- [Exercise prompt]:
Write the number of lines holding the word "frac", and nothing else.

- [Record excerpts]:
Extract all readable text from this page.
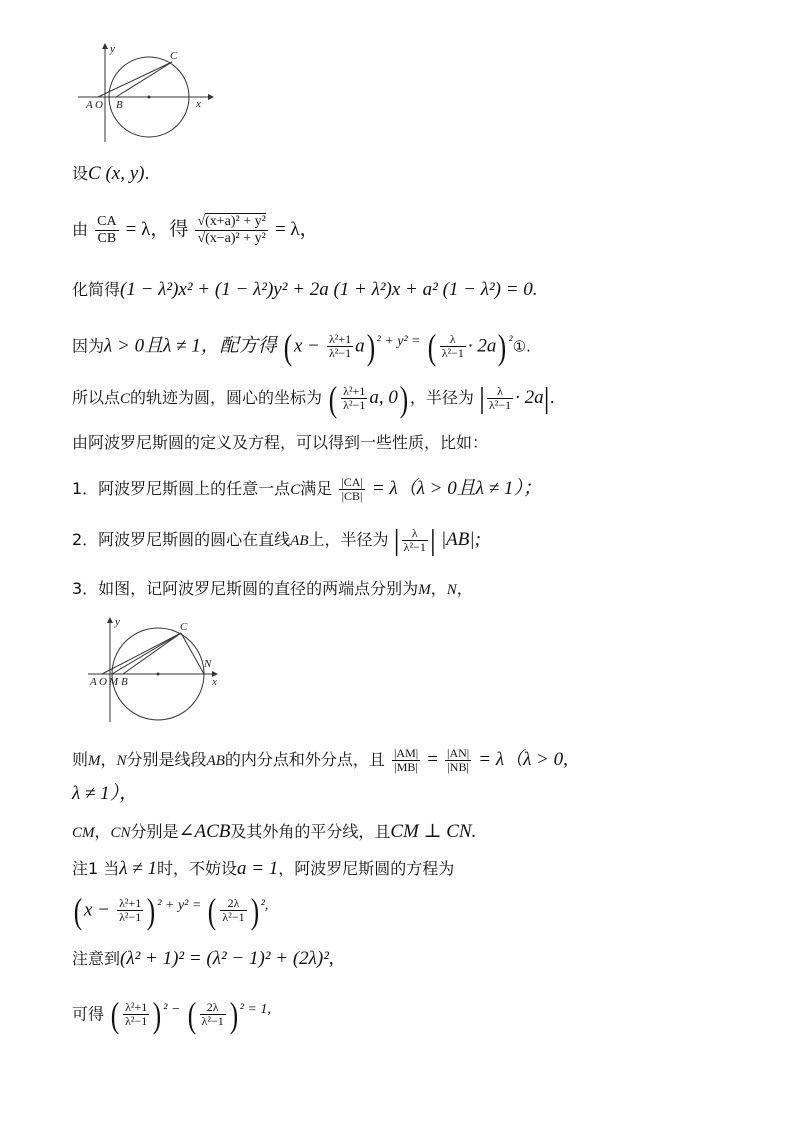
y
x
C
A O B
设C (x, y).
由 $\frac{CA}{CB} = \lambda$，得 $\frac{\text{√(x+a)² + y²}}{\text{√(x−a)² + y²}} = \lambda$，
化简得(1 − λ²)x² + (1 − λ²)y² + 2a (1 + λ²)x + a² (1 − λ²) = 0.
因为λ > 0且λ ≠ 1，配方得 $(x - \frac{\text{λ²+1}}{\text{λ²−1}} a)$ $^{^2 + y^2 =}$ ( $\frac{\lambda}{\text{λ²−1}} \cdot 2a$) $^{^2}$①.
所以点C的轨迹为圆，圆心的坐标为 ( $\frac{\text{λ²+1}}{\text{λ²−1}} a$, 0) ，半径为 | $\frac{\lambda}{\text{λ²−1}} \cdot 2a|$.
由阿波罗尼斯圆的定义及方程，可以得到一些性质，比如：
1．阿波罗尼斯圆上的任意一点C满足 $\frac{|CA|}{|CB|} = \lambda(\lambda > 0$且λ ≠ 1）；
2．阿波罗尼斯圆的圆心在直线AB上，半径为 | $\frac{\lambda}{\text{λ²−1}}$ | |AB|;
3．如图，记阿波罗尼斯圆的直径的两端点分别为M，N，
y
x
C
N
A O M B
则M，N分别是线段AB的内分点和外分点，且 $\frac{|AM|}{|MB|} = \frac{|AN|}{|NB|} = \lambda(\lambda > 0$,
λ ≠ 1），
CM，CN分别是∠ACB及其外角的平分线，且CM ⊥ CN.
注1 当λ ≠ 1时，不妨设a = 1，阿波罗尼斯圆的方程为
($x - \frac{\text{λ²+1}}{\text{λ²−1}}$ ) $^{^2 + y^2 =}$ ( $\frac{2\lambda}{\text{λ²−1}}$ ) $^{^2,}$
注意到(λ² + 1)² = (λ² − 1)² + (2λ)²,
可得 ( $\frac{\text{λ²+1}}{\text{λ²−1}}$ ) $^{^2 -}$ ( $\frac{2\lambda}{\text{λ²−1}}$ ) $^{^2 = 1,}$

- [The reply]:
8